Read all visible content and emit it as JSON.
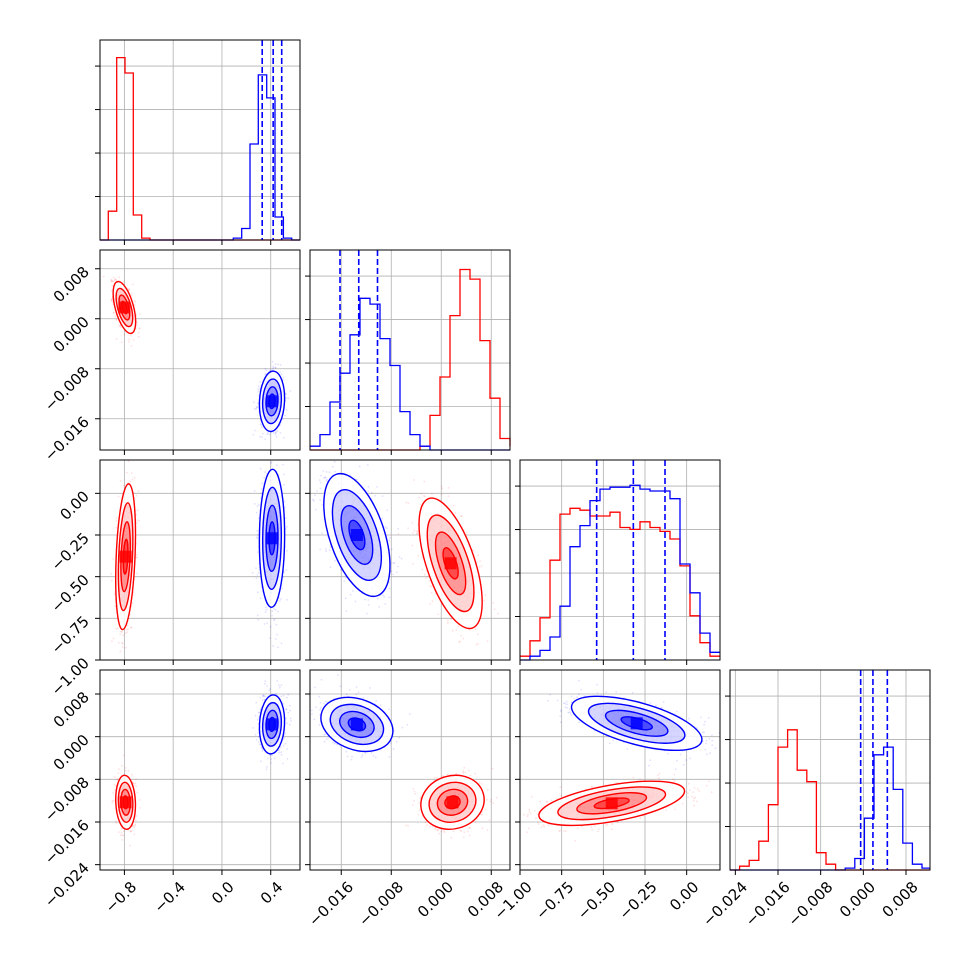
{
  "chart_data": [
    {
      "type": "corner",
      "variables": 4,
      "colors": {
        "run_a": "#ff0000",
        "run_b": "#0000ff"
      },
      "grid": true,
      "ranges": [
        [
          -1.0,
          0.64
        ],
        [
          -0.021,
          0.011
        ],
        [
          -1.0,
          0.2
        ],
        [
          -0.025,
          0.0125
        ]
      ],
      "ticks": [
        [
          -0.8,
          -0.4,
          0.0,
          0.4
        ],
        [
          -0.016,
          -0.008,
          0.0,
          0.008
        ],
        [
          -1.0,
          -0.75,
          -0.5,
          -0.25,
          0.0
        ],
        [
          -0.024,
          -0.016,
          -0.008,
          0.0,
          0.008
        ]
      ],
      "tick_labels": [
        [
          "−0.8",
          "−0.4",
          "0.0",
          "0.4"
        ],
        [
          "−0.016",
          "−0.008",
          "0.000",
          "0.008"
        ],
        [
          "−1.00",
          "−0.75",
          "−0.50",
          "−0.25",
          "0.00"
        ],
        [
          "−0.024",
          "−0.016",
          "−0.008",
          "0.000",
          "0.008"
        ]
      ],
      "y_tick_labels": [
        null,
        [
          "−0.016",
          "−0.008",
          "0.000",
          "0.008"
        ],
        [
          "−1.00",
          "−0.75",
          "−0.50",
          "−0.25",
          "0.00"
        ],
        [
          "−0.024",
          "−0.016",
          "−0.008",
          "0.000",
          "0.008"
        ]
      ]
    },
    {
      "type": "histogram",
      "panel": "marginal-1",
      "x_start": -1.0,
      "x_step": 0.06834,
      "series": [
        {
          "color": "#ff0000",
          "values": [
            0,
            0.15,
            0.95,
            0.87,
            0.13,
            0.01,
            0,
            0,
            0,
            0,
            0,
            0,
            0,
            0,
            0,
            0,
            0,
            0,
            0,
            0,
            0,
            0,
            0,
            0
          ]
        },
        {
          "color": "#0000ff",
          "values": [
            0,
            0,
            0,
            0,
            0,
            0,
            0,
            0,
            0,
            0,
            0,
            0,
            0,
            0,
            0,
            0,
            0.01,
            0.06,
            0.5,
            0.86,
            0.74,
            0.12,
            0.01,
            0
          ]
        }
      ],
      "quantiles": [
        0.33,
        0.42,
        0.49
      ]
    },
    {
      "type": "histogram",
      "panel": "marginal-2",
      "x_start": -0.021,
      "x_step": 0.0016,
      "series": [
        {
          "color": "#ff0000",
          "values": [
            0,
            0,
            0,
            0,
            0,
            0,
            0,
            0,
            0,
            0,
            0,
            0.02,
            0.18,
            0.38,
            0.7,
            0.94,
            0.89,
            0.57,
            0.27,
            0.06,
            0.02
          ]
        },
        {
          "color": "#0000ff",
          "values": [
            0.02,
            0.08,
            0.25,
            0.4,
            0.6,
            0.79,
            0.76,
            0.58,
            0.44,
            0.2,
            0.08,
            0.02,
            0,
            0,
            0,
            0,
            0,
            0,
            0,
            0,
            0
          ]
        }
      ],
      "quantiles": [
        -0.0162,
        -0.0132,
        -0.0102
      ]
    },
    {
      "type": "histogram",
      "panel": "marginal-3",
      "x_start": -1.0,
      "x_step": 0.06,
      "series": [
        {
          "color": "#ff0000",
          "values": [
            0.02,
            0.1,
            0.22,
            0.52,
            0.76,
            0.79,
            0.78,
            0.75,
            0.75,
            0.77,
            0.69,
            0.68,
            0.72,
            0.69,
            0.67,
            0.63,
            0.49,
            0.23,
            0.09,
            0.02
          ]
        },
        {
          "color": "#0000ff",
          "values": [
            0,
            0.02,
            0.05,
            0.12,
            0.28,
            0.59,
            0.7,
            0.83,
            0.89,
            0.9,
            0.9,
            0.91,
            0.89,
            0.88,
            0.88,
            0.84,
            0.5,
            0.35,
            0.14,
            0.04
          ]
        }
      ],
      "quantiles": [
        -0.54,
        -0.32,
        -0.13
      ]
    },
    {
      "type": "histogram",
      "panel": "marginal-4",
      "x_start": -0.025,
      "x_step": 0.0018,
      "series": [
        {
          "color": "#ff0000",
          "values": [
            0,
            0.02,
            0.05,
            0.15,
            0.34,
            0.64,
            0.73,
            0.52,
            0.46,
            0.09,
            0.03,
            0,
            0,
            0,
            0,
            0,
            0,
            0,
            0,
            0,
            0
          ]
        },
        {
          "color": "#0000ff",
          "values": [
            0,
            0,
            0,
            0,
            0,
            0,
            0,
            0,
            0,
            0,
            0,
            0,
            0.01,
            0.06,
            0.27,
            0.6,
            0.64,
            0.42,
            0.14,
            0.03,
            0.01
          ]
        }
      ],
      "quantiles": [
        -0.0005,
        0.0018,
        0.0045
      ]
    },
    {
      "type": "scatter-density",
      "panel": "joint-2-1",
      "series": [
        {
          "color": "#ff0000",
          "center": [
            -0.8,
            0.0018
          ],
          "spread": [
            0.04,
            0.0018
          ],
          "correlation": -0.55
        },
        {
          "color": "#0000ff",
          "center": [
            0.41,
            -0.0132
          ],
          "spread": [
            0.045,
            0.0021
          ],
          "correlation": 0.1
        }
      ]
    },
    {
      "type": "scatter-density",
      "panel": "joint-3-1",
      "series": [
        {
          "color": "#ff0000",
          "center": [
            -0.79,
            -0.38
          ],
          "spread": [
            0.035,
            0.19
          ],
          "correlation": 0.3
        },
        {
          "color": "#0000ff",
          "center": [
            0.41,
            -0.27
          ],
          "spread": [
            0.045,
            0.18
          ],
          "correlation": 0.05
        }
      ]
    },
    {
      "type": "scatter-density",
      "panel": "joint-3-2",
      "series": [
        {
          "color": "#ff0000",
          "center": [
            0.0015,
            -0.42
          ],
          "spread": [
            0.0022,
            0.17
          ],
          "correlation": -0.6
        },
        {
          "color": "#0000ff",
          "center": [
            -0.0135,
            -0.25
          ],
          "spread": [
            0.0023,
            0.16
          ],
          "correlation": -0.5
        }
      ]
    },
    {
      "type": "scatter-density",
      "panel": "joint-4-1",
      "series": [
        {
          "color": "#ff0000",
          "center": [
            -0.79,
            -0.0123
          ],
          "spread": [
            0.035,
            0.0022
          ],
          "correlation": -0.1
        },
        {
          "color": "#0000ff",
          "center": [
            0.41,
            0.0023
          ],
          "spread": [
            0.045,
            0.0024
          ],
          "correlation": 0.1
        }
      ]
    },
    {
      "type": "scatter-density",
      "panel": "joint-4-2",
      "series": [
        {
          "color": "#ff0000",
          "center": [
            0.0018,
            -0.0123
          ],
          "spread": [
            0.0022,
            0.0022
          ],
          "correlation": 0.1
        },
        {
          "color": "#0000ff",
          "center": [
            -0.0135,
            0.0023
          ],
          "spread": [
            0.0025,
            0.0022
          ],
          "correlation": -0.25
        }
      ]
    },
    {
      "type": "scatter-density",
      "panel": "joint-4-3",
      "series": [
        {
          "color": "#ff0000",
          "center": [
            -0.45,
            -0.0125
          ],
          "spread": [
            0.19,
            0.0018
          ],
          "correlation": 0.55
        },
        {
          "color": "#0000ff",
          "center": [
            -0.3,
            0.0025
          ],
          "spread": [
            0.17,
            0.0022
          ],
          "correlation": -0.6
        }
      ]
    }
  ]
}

-------------------------

> **Exercise**
Return only those lines of the records that contain the string "marginal".

> **Final result**
      "panel": "marginal-1",
      "panel": "marginal-2",
      "panel": "marginal-3",
      "panel": "marginal-4",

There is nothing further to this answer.